[Entries with figure data]
-- start --

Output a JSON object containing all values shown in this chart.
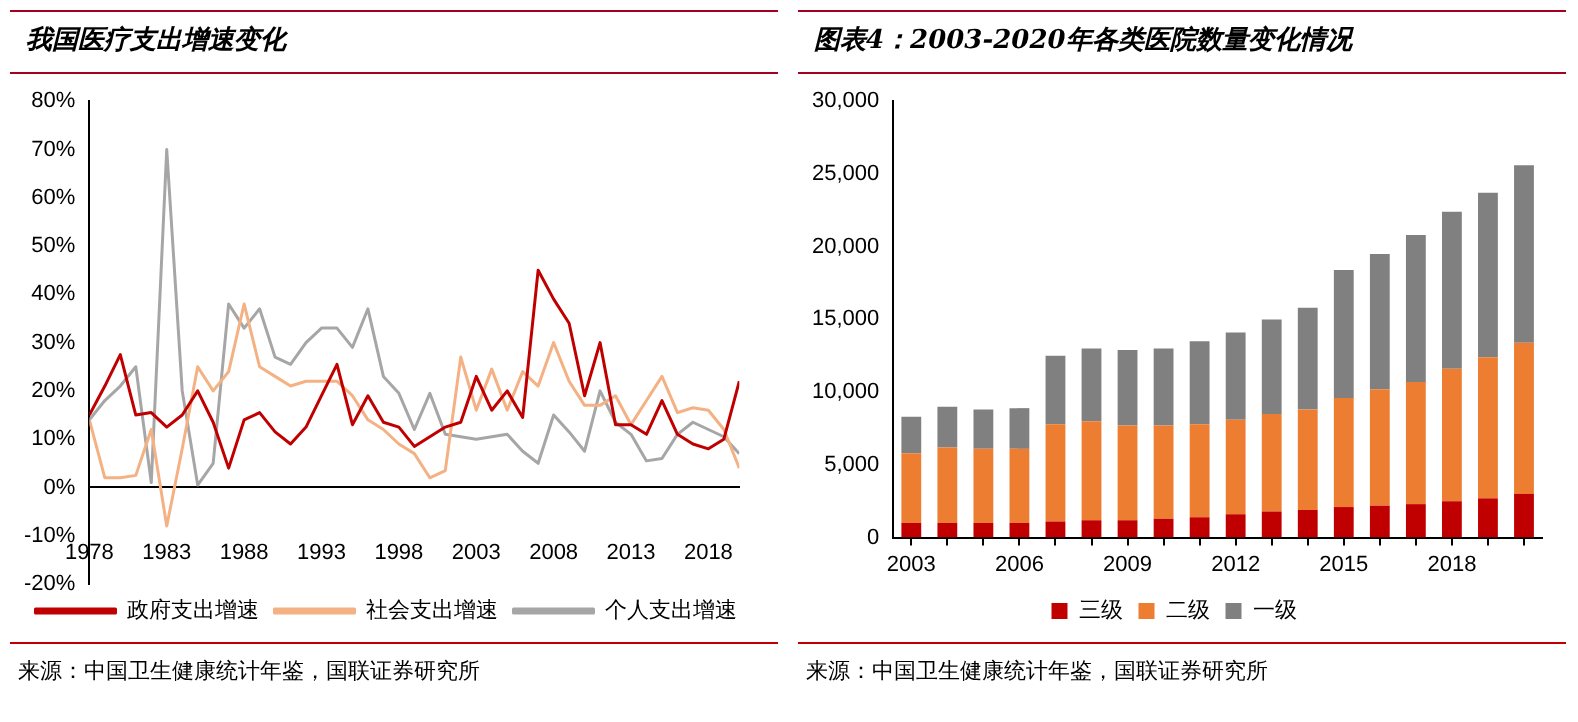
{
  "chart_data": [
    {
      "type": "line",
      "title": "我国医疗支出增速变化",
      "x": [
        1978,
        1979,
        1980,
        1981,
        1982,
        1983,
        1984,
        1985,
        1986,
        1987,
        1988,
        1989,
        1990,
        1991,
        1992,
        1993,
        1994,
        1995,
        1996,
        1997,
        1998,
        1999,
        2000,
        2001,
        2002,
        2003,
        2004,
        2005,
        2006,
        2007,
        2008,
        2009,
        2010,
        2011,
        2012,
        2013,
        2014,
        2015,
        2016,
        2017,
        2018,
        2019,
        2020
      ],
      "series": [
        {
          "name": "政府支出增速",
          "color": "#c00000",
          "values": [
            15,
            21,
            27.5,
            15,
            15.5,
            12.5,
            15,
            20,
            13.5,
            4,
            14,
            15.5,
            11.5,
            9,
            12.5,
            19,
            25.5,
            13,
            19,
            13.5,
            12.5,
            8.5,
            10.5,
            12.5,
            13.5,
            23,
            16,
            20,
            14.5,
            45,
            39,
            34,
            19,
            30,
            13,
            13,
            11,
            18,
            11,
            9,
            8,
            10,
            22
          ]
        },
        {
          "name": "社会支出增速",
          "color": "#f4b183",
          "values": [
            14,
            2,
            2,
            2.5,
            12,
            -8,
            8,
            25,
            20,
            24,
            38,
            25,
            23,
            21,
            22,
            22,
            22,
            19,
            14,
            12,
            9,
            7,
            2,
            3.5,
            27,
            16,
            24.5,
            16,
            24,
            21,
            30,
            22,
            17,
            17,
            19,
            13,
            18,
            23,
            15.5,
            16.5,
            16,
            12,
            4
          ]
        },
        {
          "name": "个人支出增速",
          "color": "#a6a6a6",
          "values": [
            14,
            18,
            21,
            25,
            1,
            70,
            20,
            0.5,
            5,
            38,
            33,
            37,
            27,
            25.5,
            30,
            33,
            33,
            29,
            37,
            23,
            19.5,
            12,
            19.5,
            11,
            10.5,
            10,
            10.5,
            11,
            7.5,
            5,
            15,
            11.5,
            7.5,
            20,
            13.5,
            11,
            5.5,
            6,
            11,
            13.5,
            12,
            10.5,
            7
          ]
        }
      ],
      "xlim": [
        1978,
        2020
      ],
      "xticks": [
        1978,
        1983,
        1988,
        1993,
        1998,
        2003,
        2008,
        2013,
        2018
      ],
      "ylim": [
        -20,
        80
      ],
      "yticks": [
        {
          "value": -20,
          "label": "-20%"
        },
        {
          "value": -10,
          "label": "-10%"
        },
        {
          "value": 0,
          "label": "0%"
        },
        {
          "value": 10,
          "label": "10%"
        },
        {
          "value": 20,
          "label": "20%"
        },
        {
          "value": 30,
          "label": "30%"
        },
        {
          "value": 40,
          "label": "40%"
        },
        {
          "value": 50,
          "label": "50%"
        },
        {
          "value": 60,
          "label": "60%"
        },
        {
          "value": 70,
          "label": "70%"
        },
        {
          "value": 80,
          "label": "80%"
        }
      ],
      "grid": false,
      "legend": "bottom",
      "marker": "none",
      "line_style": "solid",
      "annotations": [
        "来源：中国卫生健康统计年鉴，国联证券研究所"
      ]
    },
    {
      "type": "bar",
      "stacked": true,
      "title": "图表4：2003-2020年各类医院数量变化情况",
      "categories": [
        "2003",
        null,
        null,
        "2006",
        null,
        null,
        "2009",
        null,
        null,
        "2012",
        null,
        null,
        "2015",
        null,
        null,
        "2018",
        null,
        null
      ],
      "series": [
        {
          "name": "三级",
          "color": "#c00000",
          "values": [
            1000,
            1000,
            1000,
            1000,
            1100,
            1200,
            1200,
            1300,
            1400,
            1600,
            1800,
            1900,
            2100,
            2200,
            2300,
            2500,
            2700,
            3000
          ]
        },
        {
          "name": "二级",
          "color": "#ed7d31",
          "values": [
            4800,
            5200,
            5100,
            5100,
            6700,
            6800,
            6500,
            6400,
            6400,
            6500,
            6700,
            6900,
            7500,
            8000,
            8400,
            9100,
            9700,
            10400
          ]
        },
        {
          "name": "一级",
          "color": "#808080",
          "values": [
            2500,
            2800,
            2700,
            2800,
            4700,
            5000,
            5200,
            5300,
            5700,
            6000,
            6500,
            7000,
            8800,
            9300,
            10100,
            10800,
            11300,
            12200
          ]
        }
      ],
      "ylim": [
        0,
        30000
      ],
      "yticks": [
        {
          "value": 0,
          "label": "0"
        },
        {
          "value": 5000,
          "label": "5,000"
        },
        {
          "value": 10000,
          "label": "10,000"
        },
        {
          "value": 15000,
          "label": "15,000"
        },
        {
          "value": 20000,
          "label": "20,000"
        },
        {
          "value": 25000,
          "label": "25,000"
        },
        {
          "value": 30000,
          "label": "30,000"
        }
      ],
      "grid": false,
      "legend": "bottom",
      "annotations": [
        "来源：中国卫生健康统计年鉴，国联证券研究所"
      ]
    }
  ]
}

-- end --
-- start --

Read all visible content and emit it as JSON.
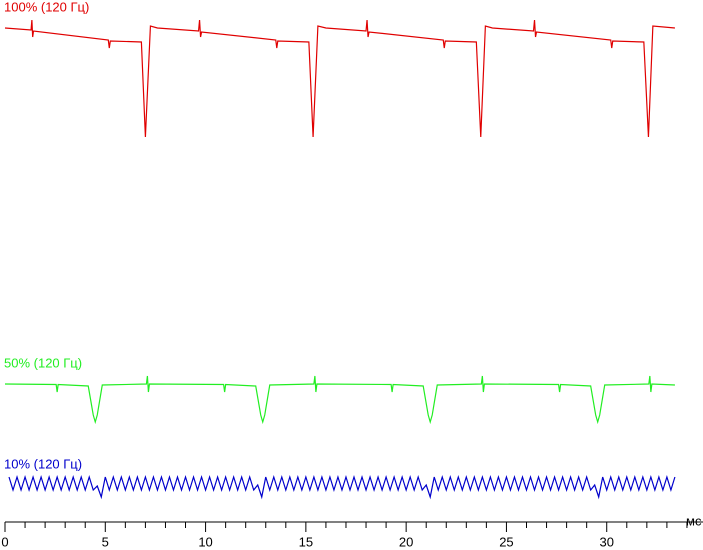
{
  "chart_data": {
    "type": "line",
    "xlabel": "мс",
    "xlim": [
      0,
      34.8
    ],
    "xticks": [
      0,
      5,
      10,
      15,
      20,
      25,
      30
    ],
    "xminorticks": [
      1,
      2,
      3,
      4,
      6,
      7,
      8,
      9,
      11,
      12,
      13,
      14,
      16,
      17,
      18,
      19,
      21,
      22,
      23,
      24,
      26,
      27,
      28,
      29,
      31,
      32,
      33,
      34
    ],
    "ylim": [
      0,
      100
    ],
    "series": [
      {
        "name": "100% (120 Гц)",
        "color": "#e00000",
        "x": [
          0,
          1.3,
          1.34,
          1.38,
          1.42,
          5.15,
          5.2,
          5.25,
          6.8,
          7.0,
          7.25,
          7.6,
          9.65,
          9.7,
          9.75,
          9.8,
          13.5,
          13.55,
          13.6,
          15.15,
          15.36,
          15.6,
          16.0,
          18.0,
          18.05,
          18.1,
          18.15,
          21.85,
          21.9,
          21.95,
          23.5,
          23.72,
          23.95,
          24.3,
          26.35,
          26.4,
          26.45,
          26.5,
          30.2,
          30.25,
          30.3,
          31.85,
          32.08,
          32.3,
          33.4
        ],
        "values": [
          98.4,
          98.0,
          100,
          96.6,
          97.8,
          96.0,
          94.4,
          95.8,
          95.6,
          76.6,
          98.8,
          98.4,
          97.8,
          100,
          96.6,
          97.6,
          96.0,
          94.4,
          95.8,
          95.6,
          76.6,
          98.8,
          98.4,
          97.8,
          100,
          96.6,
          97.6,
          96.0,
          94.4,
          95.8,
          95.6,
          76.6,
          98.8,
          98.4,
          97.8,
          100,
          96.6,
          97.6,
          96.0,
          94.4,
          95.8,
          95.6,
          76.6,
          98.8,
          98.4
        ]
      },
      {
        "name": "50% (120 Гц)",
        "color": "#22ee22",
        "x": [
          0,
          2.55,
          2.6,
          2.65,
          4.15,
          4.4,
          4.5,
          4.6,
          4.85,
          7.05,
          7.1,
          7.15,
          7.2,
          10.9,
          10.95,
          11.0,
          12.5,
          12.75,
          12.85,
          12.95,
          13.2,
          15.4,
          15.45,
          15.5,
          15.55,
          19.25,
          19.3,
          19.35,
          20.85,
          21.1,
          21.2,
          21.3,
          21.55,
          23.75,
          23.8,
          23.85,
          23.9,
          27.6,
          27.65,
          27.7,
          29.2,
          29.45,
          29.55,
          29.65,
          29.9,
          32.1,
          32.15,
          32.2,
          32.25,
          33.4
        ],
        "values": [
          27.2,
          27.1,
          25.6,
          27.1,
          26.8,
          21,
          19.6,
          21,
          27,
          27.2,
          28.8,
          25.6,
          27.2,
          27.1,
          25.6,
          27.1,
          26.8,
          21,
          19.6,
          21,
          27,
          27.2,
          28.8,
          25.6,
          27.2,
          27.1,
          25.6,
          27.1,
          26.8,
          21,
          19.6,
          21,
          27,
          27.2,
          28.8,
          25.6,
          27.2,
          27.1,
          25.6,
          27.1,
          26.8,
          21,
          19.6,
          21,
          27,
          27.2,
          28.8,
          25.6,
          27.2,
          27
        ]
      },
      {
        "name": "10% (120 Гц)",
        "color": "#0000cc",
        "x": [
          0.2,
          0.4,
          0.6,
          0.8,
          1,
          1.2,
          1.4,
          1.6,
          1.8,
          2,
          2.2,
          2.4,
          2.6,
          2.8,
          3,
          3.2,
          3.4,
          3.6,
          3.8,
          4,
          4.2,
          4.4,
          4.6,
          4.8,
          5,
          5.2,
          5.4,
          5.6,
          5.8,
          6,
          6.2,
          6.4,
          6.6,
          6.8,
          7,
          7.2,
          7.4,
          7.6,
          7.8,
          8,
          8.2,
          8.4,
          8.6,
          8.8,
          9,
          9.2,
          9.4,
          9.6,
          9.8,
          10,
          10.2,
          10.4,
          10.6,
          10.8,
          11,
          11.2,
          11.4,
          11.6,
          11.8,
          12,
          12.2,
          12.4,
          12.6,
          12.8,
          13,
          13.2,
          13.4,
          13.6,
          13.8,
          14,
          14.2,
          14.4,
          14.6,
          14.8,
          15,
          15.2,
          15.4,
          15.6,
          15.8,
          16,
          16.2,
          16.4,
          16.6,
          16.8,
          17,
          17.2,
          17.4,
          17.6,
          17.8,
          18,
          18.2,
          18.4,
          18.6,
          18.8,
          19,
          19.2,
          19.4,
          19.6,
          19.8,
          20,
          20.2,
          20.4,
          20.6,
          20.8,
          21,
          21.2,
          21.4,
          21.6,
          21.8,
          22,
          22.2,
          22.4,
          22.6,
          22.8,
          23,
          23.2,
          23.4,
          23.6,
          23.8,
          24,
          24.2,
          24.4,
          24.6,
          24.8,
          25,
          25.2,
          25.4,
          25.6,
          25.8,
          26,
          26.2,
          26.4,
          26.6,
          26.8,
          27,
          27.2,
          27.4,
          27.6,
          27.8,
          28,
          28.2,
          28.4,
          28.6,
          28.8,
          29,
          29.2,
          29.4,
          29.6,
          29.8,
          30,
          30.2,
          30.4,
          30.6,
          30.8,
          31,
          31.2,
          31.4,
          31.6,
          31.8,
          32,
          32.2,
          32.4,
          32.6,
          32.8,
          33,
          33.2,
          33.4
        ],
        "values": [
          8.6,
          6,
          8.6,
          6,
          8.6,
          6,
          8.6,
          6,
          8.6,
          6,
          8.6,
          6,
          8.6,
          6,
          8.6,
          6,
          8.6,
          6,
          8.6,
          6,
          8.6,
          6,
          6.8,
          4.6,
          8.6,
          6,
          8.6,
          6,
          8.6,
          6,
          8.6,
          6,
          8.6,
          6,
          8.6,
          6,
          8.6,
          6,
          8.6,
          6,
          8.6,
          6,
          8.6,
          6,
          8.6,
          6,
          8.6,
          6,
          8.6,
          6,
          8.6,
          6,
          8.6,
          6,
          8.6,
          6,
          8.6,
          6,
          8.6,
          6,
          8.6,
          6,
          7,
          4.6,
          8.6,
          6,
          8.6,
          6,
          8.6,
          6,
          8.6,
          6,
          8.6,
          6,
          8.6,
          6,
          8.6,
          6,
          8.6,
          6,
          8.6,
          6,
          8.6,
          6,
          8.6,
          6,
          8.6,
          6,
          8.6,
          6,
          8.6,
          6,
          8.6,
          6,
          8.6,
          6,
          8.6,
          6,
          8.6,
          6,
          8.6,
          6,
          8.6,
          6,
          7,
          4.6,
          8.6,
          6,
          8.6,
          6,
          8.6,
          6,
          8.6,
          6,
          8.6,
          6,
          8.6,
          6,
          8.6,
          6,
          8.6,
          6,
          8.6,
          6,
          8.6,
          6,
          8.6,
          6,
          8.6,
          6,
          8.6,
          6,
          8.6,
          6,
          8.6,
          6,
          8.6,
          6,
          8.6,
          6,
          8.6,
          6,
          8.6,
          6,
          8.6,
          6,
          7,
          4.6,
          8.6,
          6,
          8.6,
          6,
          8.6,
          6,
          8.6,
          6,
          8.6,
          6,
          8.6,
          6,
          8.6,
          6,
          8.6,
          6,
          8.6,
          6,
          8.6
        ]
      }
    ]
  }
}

-- end --
-- start --

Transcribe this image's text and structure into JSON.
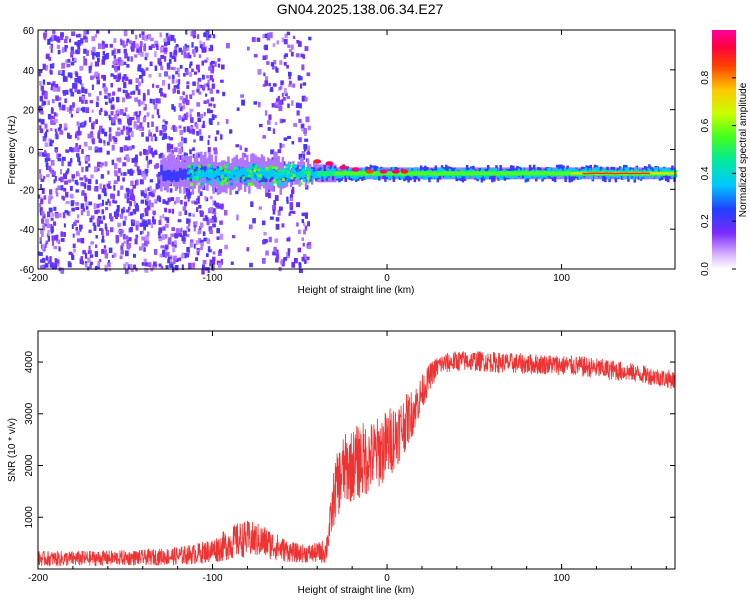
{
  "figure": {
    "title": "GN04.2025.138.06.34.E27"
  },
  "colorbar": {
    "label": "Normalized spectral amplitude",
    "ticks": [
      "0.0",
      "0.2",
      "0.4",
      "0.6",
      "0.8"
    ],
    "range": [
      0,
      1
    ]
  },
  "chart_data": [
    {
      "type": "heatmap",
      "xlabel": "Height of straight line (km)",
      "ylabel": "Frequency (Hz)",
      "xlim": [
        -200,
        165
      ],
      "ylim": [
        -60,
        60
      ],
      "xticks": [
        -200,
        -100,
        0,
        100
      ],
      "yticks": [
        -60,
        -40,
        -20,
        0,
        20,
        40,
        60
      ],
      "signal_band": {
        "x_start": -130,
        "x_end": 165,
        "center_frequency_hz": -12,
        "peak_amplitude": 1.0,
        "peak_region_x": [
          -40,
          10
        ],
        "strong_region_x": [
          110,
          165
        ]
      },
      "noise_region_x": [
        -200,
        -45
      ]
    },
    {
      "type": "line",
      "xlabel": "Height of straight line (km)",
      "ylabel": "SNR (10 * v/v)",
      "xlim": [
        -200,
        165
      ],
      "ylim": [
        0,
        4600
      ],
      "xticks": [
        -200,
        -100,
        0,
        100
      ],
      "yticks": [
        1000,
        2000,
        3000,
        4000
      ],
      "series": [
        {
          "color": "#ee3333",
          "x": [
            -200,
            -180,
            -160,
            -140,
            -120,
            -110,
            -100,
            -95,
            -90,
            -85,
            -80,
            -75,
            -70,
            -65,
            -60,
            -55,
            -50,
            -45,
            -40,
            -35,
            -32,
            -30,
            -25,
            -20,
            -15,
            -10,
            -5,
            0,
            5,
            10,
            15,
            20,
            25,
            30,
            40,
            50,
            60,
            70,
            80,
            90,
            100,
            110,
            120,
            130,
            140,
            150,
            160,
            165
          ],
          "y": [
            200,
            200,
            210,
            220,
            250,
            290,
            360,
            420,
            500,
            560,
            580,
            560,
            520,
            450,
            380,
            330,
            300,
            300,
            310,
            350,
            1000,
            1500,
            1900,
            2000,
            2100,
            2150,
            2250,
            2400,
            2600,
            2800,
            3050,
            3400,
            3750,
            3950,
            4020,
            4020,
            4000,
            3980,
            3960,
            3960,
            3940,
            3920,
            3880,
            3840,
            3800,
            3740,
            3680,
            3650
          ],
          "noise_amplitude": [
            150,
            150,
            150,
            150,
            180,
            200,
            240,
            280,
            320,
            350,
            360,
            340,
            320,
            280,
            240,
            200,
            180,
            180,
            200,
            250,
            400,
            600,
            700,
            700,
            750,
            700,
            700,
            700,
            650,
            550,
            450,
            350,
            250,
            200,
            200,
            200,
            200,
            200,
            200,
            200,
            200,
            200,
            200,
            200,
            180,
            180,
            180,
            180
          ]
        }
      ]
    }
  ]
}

-- end --

Go through the records above, find every line with the word "this", and list those lines.

* **The response**
Output a JSON object containing all values shown in this chart.
Transcribe this image's text and structure into JSON.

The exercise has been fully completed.